Il picchiaduro non si presta particolarmente a divagazioni dalla formula originale, eppure qualcuno ci ha provato. Oggi parliamo di un titolo che ci permette di osservare il mondo in prima persona, proprio come nei first-person shooter, con la differenza che qui, se non sporadicamente, non si spara. Un tentativo non dissimile fu coraggiosamente proposto da Supreme Warrior nel 1994, su diverse piattaforme tra cui alcune delle meno fortunate di sempre come 32X (su CD) e 3DO. Nel pieno fervore degli interactive movies, prevedeva degli FMV di alcuni attori che rivolgevano i propri colpi in direzione della telecamera, la quale simulava gli occhi del nostro avatar. Ne venne fuori un prodotto migliore di quanto si possa credere, ma non poteva che essere afflitto da seri limiti di interattività.
Zeno Clash, per fortuna, arriva in un momento in cui la tridimensionalità ha raggiunto piena maturazione, con la possibilità di affidarsi ad un engine solido come il Source della Valve.
I primi istanti di gioco rivelano immediatamente la direzione artistica tutta indirizzata al grottesco di questa produzione. Si parte con un tutorial condotto dallo spirito di un Corwid che abbiamo conosciuto quando era in vita: anche Ghat in passato ha vissuto fra i Corwid, esseri incomprensibili, caratterizzati da un generale disinteresse per il mondo, determinati a perseguire piccoli obiettivi, come Oxameter, che vuole solo camminare lungo una linea orizzontale. Ci vengono illustrate le basi del combattimento e i controlli fondamentali, prima di essere riportati alla realtà, a casa nostra, dove abbiamo assassinato quello che sembrava il nostro genitore ermafrodito.

▸ **Richiesta a**: Riporta tali e quali le righe dei dati comprese tra quella che contiene "svg-text:Sep: Sep [2000, 1314, 2027, 1331]" e quella che contiene "svg-text:−0.500: −0.500 [2356, 135, 2402, 152]", entrambe incluse.

▸ **Estratti dei dati**:

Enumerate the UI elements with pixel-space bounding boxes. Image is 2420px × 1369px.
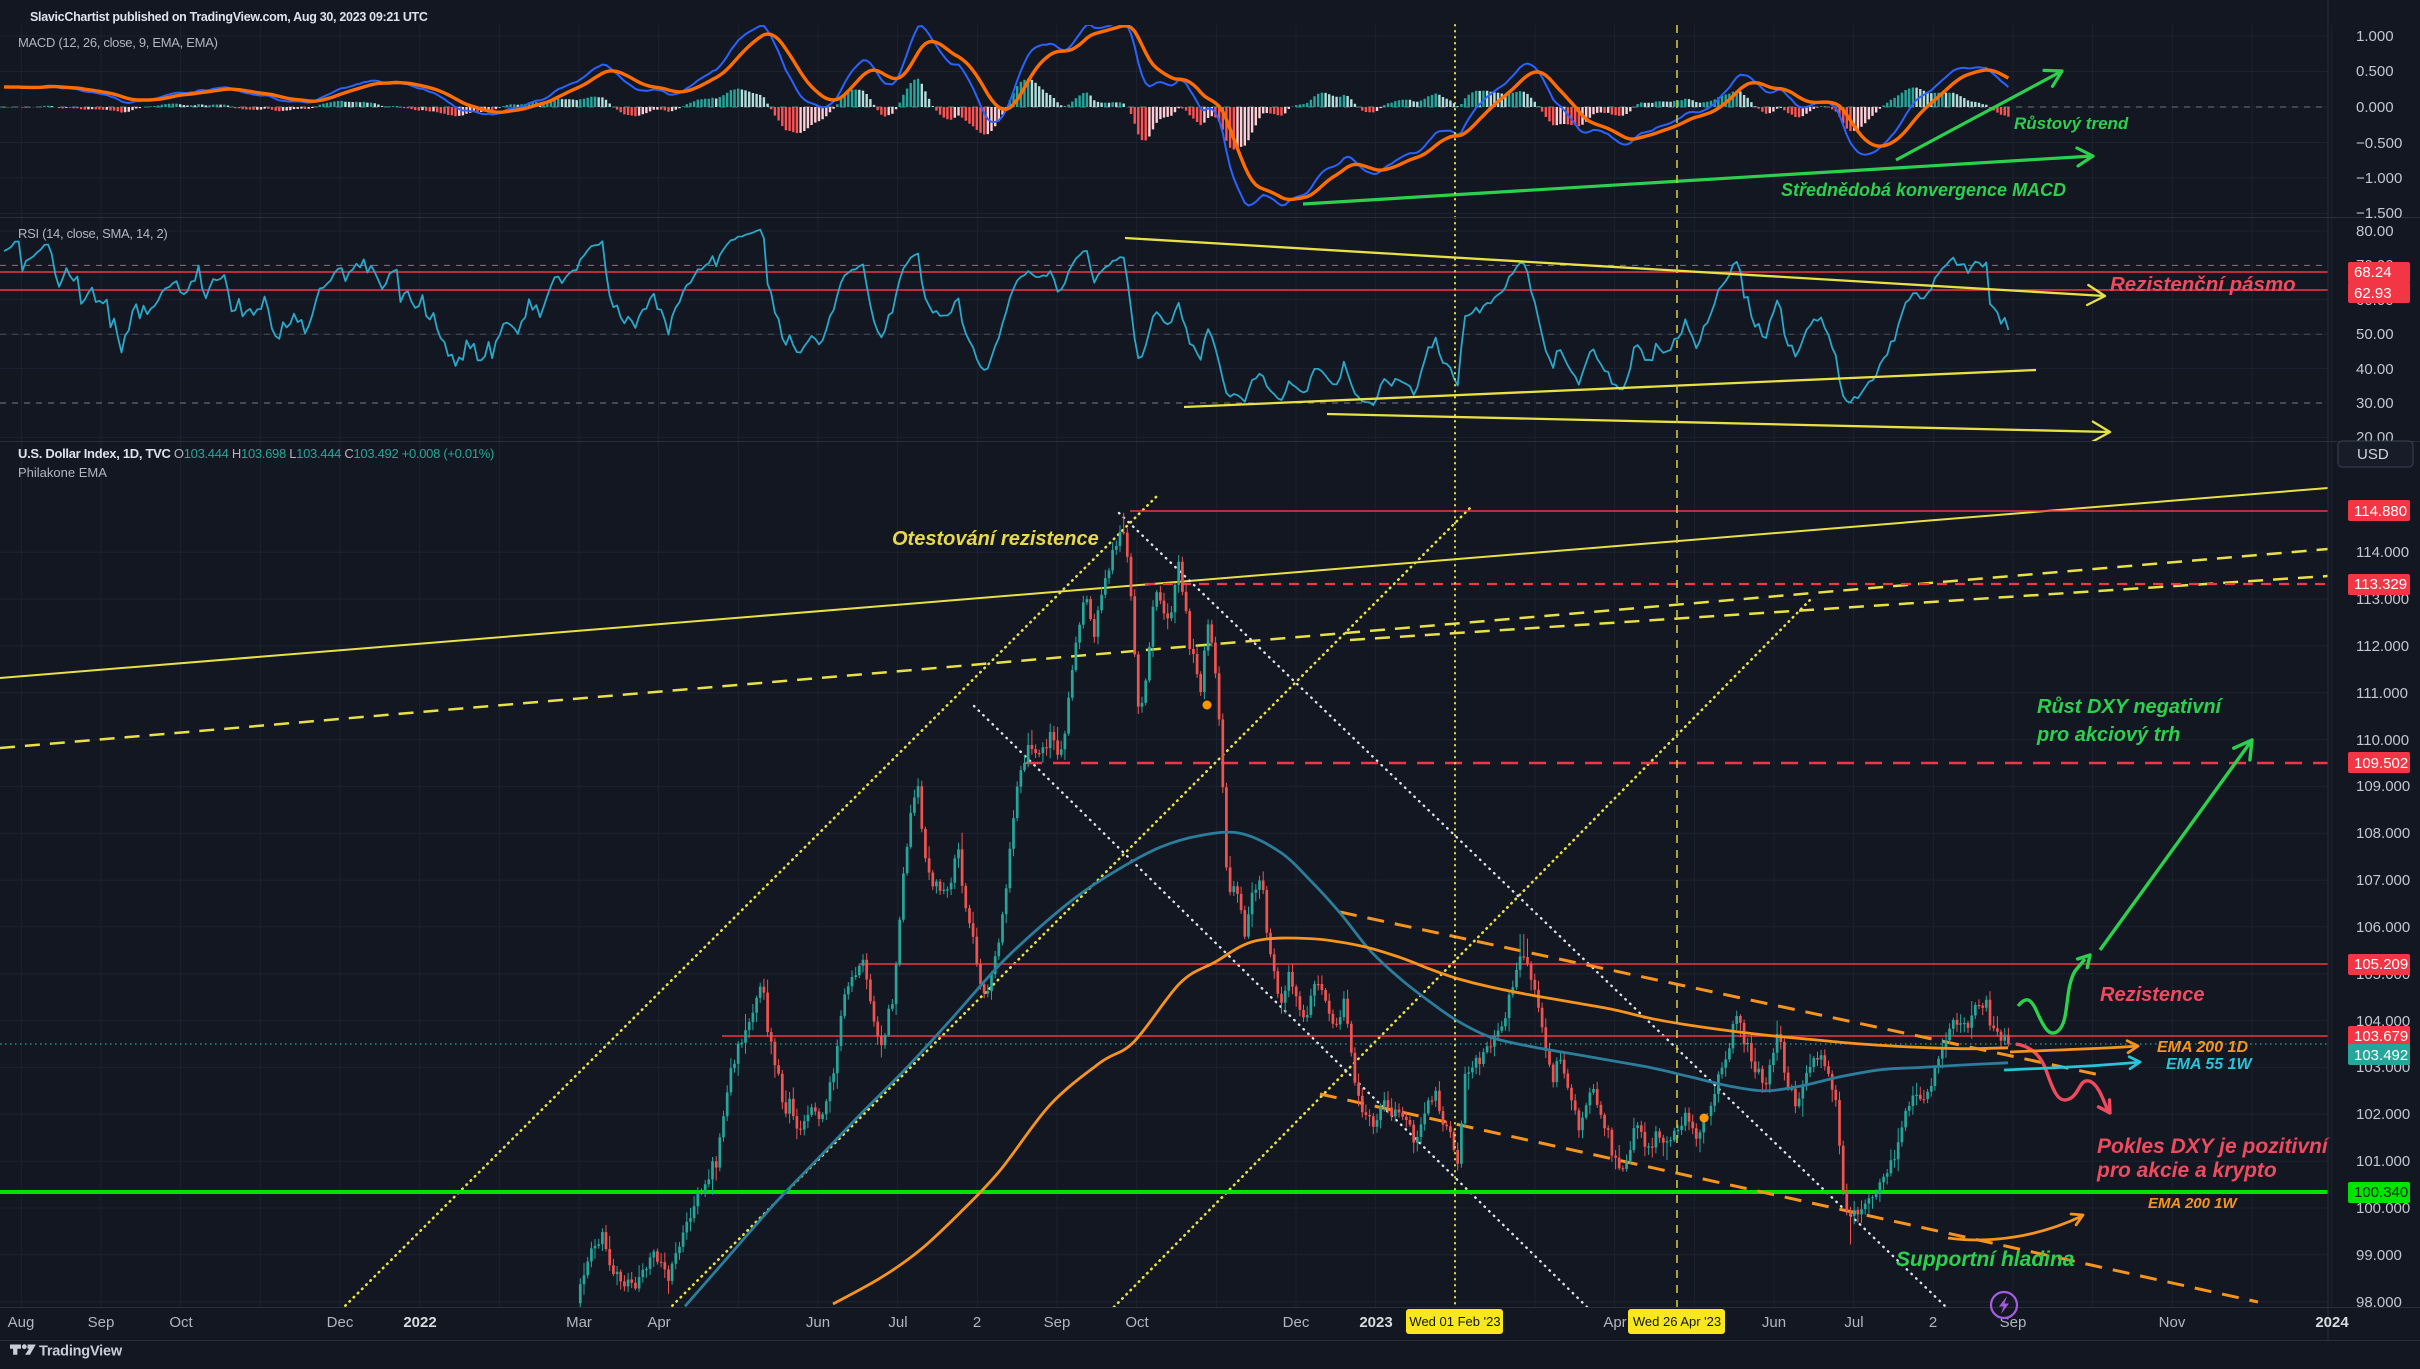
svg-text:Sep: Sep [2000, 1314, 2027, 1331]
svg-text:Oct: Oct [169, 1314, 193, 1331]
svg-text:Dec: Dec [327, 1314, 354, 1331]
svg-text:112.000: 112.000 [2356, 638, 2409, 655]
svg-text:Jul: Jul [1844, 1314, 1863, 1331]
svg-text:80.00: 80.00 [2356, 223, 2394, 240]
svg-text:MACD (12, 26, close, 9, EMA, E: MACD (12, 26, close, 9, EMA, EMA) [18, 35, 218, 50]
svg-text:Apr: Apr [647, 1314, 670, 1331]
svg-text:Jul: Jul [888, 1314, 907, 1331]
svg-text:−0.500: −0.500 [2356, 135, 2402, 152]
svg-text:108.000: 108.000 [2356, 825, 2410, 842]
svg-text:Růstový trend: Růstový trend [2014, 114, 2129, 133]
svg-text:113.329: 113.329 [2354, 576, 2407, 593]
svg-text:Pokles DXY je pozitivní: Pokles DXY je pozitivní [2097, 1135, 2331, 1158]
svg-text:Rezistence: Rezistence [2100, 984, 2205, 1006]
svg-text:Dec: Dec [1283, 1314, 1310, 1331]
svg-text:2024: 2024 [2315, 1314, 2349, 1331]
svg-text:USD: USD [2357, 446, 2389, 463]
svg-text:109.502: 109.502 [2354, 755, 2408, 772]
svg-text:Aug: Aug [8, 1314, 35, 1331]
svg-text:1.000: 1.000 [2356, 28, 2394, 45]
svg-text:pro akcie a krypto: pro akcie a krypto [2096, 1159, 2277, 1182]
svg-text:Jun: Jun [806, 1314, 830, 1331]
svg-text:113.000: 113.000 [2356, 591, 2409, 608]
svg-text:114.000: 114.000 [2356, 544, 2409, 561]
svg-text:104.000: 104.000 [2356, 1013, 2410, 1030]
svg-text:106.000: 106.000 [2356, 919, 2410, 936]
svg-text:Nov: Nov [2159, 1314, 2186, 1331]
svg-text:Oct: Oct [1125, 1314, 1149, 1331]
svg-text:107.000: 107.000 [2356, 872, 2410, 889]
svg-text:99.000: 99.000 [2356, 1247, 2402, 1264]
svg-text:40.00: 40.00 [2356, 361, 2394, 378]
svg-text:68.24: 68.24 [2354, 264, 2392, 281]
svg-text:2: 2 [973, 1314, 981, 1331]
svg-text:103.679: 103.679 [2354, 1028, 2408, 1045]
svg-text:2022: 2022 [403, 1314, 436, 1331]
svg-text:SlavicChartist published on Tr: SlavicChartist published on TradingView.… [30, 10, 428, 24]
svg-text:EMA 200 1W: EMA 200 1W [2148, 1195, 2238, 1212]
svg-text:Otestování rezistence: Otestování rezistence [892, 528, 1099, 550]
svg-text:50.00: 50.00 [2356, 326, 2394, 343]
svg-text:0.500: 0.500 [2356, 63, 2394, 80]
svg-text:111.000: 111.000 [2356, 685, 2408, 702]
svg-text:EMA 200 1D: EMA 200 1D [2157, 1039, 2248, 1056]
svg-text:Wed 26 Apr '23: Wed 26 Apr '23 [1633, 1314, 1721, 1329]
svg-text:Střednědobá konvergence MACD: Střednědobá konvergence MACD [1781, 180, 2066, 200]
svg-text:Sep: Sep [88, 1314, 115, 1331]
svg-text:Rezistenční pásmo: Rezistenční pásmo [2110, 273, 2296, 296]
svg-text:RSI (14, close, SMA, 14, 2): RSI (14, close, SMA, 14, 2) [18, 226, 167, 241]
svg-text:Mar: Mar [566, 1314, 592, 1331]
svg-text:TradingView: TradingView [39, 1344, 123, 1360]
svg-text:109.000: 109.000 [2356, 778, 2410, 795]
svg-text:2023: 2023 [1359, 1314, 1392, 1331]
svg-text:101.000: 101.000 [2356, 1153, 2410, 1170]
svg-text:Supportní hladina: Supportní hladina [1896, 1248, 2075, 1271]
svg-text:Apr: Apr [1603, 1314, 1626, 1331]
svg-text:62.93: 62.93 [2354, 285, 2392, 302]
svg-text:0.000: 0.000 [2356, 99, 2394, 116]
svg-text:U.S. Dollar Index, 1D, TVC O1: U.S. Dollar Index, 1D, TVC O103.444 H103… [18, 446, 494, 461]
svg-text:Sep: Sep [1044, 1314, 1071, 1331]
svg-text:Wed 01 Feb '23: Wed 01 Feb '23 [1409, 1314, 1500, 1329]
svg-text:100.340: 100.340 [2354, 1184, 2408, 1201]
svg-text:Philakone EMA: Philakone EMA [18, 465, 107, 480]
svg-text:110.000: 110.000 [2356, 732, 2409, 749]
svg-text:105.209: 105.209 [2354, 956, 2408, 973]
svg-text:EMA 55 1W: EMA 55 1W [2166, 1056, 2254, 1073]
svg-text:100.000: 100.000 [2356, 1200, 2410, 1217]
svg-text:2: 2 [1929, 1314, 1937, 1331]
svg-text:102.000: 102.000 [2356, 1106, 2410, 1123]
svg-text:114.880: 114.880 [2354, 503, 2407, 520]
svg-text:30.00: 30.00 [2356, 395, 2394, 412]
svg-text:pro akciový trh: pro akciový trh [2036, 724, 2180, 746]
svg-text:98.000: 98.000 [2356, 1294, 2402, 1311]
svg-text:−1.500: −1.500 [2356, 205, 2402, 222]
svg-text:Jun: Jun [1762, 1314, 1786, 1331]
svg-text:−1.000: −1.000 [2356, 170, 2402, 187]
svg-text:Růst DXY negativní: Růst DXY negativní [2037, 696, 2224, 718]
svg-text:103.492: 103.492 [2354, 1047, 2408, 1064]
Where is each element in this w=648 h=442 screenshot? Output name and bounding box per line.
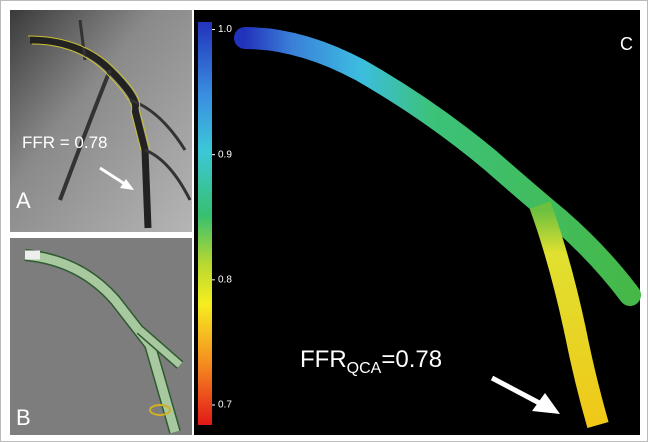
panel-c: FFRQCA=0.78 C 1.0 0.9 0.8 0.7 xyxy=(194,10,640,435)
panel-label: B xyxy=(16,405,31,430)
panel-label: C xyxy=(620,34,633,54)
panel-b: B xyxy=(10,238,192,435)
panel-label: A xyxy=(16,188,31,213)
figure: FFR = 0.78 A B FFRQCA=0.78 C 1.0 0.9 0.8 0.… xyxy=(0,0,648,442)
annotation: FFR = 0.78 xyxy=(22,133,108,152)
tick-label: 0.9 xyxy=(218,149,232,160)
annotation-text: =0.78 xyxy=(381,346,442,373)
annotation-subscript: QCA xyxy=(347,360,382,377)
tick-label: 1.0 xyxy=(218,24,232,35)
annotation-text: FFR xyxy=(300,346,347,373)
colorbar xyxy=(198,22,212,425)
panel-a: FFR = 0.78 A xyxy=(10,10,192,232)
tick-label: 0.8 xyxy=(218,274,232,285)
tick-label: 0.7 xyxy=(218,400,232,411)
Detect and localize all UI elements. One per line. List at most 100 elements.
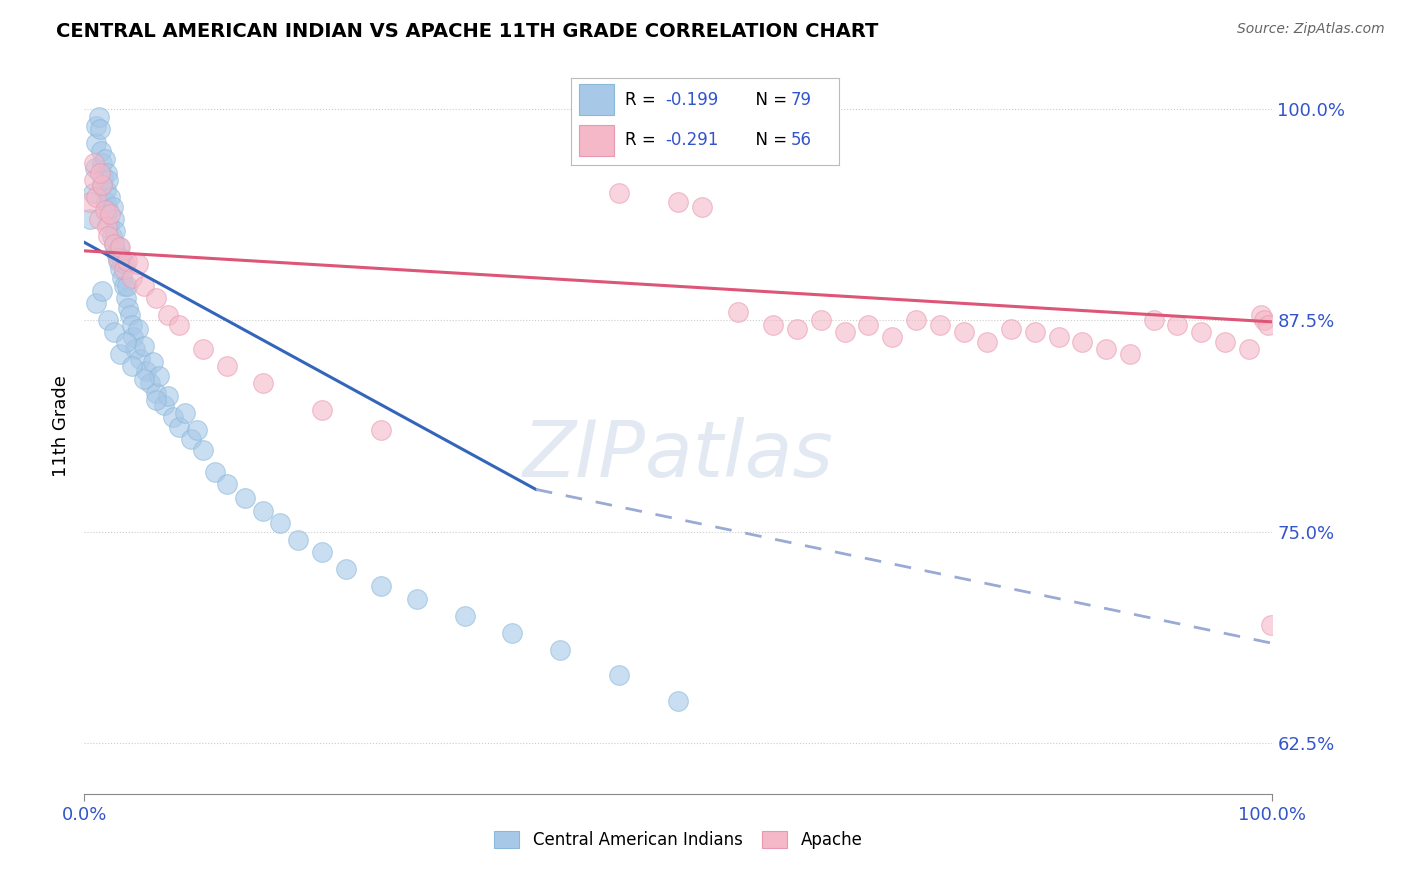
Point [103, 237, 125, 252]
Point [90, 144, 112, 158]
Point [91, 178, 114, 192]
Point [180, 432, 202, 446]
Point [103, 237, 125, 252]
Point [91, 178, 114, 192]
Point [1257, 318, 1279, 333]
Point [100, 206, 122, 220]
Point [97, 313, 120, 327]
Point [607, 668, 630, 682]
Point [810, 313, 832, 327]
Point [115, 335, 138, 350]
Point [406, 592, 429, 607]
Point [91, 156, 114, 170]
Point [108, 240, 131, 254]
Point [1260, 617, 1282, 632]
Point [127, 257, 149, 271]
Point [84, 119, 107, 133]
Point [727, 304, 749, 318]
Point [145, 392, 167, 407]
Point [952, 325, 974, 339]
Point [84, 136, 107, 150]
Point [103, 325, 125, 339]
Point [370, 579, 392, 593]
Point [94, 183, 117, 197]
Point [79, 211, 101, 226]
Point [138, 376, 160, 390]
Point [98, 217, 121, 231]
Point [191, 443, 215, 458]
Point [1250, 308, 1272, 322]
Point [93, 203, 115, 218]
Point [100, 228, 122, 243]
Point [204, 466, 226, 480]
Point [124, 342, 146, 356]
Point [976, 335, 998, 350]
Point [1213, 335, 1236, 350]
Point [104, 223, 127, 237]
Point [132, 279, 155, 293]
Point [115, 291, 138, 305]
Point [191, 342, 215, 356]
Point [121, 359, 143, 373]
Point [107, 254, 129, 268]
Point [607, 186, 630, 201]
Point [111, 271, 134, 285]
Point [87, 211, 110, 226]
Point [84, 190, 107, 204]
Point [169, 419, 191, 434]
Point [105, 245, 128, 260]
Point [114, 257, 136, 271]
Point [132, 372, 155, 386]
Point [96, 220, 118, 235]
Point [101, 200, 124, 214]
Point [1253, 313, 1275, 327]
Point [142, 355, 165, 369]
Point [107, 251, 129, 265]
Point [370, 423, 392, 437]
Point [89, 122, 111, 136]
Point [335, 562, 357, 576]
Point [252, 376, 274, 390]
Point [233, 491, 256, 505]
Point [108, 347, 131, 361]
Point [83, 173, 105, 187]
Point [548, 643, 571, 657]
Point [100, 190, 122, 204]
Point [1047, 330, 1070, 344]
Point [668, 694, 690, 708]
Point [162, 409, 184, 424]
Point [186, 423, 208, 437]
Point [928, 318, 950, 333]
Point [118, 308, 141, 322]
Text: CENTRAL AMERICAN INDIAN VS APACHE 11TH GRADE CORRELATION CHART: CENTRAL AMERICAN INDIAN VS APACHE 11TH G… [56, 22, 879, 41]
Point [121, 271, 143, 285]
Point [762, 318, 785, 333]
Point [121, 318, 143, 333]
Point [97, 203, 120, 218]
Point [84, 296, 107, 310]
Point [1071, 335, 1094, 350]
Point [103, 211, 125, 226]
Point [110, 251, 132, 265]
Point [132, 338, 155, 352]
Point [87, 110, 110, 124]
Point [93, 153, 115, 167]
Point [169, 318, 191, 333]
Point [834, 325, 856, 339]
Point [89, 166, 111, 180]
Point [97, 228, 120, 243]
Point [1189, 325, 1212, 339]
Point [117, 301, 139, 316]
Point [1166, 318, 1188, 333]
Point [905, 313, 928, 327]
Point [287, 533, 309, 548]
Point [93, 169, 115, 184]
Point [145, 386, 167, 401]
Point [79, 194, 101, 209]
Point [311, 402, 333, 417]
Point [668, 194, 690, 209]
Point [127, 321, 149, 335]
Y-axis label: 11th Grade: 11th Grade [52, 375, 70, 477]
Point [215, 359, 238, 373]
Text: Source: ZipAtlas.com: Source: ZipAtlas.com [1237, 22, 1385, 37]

▸ **Richiesta b**: Riscrivi il brano su Zeno Clash da "Zeno Clash, per" fino a "Source della Valve.", estremi inclusi, mettendo "motore" al posto di "engine".

▸ **Risposta completa a**:
svg-text:Sep: Sep [2000, 1314, 2027, 1331]
svg-text:Oct: Oct [169, 1314, 193, 1331]
svg-text:Dec: Dec [327, 1314, 354, 1331]
svg-text:112.000: 112.000 [2356, 638, 2409, 655]
svg-text:Jul: Jul [1844, 1314, 1863, 1331]
svg-text:80.00: 80.00 [2356, 223, 2394, 240]
svg-text:MACD (12, 26, close, 9, EMA, E: MACD (12, 26, close, 9, EMA, EMA) [18, 35, 218, 50]
svg-text:Apr: Apr [647, 1314, 670, 1331]
svg-text:Jul: Jul [888, 1314, 907, 1331]
svg-text:−0.500: −0.500 [2356, 135, 2402, 152]

▸ **Risposta completa b**:
Zeno Clash, per fortuna, arriva in un momento in cui la tridimensionalità ha raggiunto piena maturazione, con la possibilità di affidarsi ad un motore solido come il Source della Valve.